- [Aim] Within the listing below, locate all lines containing the word "грудью". Copy each one.
################
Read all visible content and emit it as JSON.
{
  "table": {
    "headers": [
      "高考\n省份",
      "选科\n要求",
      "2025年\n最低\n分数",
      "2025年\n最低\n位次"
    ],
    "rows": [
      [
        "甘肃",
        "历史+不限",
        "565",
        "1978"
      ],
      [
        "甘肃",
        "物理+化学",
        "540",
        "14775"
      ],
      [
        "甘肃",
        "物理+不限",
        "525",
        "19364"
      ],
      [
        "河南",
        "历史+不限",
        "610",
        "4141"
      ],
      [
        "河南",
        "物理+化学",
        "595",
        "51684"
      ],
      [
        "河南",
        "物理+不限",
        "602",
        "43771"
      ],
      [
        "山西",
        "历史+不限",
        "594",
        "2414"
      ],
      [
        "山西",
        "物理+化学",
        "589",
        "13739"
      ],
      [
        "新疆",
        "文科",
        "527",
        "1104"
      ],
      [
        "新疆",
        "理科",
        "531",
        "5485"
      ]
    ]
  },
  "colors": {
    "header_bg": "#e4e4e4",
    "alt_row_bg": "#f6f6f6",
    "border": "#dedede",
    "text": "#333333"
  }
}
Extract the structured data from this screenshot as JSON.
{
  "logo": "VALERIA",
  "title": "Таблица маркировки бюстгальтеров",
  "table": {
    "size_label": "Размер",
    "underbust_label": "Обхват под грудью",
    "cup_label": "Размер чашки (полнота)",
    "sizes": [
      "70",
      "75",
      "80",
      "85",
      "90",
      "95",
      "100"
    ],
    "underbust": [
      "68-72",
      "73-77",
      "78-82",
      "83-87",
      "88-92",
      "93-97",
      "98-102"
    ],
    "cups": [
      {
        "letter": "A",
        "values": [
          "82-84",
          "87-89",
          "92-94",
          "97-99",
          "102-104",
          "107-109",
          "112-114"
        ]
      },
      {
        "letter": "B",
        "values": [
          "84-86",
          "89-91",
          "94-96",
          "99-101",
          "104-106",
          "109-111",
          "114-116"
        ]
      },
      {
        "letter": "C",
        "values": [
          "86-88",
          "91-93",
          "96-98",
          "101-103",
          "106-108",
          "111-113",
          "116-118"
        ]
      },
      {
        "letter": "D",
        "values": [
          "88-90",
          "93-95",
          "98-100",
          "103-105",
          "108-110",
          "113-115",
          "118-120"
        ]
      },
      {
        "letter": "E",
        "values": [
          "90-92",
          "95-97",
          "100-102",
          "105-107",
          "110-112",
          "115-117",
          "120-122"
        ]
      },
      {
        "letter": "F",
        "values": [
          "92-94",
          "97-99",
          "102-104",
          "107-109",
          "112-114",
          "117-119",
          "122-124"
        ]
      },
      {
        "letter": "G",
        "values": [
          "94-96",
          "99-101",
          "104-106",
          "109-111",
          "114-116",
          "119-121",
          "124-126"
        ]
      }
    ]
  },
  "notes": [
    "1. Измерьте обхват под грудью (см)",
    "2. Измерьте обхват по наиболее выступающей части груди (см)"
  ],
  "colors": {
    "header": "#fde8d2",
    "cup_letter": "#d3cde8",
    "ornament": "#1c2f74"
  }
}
################
- [Answer to this problem]
    "underbust_label": "Обхват под грудью",
    "1. Измерьте обхват под грудью (см)",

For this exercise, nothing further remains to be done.